Repeat exactly the lines from the line containing "Transcribe this image's" to the last line of the listing, including both.

________

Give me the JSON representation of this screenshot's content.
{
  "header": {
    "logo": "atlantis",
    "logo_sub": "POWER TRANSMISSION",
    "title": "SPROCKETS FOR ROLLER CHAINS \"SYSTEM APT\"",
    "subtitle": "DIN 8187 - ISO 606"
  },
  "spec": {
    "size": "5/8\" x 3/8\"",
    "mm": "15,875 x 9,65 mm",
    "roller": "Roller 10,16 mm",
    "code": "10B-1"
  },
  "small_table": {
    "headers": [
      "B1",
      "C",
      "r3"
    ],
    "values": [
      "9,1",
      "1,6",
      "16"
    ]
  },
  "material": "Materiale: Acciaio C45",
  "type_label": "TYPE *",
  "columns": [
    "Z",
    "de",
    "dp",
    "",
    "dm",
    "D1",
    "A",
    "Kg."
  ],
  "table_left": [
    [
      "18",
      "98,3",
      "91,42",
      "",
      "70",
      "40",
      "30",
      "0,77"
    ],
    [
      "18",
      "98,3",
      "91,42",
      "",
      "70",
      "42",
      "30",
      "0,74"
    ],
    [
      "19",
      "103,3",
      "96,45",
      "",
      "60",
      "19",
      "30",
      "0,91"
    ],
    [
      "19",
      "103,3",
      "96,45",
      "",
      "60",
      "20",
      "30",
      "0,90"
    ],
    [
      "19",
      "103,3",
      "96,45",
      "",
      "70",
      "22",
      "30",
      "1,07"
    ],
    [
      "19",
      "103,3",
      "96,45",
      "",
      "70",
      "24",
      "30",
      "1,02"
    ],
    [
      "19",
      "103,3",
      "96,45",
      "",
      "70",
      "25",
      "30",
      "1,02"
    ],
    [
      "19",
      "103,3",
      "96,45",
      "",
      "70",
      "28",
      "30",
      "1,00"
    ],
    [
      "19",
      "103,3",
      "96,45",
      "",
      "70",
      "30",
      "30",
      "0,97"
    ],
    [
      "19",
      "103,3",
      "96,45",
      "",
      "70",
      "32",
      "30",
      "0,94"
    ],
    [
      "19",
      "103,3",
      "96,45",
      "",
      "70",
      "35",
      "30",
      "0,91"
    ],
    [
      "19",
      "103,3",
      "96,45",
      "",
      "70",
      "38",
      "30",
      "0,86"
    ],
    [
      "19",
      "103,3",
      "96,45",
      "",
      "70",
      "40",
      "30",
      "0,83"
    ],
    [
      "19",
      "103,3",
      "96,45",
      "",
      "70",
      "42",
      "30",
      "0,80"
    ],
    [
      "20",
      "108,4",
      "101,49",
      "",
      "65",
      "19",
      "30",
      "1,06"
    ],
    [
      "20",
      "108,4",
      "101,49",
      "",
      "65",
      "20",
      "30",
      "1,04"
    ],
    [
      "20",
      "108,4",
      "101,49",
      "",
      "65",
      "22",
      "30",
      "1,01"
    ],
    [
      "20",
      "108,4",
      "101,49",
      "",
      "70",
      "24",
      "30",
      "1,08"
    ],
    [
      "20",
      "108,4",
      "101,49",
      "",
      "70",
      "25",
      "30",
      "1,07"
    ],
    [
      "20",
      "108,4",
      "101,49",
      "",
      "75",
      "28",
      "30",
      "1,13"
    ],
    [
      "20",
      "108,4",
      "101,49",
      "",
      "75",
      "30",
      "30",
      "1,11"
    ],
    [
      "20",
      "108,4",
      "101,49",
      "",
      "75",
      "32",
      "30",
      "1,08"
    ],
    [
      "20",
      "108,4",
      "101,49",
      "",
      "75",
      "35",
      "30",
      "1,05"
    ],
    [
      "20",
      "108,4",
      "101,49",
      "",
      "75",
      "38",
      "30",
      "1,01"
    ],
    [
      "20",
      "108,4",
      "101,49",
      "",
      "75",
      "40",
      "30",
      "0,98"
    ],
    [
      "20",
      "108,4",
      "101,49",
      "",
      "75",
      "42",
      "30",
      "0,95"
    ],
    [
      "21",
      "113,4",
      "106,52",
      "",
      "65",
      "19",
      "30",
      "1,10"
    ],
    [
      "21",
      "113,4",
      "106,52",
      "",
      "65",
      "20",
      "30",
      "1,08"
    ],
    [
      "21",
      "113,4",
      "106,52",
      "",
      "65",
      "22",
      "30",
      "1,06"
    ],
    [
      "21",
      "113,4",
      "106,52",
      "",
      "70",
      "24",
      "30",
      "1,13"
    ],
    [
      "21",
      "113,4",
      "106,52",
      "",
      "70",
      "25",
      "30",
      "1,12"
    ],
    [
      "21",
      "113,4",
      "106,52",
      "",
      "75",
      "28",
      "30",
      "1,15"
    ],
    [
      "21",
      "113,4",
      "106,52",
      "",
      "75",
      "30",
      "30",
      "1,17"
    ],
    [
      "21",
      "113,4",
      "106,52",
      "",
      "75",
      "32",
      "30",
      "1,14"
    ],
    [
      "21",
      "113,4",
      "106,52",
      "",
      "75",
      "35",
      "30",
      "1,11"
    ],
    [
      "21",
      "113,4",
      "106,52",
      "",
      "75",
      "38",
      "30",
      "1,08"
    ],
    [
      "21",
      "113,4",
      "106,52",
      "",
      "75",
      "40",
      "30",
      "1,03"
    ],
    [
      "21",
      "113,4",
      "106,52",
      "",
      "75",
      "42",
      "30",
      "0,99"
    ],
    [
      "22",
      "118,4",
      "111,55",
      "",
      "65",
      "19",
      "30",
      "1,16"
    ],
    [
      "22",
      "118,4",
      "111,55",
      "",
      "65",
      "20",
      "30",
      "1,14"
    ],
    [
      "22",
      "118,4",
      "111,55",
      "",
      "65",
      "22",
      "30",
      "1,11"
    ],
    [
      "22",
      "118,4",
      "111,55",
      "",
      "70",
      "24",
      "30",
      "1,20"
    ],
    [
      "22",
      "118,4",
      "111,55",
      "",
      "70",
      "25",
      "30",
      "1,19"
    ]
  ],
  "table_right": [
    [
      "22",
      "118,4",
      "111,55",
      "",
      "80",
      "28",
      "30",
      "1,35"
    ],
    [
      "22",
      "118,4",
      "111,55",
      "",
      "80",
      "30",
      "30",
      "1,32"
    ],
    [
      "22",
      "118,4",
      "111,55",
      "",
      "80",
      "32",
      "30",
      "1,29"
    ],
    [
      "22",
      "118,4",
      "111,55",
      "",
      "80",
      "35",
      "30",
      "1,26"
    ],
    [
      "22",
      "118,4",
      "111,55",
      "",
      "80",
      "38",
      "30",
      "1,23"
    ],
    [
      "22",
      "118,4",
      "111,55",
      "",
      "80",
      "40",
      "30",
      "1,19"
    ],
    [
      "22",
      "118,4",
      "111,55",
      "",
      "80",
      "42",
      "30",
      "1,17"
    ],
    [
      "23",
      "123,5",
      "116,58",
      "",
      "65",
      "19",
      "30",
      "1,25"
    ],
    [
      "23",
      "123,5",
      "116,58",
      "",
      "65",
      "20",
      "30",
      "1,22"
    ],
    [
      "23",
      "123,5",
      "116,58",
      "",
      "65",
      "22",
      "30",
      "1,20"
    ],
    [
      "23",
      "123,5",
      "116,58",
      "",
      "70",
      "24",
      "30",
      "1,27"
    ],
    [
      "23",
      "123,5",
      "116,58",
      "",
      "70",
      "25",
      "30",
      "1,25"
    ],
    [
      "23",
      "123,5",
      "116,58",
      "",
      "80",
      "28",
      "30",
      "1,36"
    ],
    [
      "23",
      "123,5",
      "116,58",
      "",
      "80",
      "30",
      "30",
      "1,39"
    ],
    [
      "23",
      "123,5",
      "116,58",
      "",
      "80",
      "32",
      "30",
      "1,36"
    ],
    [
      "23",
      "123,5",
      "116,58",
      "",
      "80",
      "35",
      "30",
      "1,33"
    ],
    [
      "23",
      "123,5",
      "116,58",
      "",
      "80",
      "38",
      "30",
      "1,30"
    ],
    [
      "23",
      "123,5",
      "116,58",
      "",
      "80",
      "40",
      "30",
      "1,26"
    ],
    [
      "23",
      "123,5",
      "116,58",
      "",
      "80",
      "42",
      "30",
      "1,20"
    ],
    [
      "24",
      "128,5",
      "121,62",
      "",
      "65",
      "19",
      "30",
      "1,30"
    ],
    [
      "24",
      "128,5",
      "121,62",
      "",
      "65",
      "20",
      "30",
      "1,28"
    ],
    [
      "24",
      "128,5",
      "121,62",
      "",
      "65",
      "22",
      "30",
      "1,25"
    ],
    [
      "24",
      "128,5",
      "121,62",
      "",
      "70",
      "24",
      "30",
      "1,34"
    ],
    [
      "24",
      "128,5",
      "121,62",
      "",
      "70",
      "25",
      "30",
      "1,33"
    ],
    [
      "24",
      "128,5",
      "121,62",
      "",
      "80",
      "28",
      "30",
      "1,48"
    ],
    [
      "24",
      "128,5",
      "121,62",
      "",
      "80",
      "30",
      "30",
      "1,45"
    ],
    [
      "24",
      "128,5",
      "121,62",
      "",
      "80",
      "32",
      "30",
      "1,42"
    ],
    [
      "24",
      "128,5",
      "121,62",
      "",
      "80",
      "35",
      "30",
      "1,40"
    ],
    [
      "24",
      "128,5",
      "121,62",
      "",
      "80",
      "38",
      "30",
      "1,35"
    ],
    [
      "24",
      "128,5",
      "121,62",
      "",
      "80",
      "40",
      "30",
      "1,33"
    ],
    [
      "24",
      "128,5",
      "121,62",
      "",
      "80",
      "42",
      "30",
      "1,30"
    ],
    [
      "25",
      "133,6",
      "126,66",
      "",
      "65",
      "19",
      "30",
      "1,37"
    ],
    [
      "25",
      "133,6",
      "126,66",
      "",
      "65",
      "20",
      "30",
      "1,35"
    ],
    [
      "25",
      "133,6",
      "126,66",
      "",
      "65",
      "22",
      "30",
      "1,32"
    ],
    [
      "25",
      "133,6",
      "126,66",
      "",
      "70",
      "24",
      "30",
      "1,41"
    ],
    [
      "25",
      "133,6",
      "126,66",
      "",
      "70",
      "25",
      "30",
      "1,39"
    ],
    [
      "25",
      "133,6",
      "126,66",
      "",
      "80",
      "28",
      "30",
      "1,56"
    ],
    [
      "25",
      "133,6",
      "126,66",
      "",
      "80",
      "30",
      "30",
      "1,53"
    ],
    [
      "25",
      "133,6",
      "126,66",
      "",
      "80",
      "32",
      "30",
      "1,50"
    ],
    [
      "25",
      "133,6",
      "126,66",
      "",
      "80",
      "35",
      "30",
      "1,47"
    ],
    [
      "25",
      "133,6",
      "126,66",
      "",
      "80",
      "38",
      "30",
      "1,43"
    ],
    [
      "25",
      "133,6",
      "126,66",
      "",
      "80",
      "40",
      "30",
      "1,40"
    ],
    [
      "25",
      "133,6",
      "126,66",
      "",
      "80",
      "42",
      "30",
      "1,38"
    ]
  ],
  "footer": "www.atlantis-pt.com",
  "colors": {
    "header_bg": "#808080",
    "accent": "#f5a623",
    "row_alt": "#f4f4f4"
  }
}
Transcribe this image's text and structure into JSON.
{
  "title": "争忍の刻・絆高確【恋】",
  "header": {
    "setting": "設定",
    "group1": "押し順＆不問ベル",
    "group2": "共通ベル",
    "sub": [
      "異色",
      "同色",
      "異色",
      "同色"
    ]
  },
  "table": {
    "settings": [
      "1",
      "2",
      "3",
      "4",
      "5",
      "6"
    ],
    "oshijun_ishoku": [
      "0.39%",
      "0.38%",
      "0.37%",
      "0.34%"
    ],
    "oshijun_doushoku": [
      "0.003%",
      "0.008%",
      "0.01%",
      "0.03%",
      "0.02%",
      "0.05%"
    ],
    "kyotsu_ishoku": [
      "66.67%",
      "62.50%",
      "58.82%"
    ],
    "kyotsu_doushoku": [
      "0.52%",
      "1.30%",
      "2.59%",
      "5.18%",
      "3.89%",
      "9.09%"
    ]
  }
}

________

**EXERCISE RESPONSE**
Transcribe this image's text and structure into JSON.
{
  "title": "争忍の刻・絆高確【恋】",
  "header": {
    "setting": "設定",
    "group1": "押し順＆不問ベル",
    "group2": "共通ベル",
    "sub": [
      "異色",
      "同色",
      "異色",
      "同色"
    ]
  },
  "table": {
    "settings": [
      "1",
      "2",
      "3",
      "4",
      "5",
      "6"
    ],
    "oshijun_ishoku": [
      "0.39%",
      "0.38%",
      "0.37%",
      "0.34%"
    ],
    "oshijun_doushoku": [
      "0.003%",
      "0.008%",
      "0.01%",
      "0.03%",
      "0.02%",
      "0.05%"
    ],
    "kyotsu_ishoku": [
      "66.67%",
      "62.50%",
      "58.82%"
    ],
    "kyotsu_doushoku": [
      "0.52%",
      "1.30%",
      "2.59%",
      "5.18%",
      "3.89%",
      "9.09%"
    ]
  }
}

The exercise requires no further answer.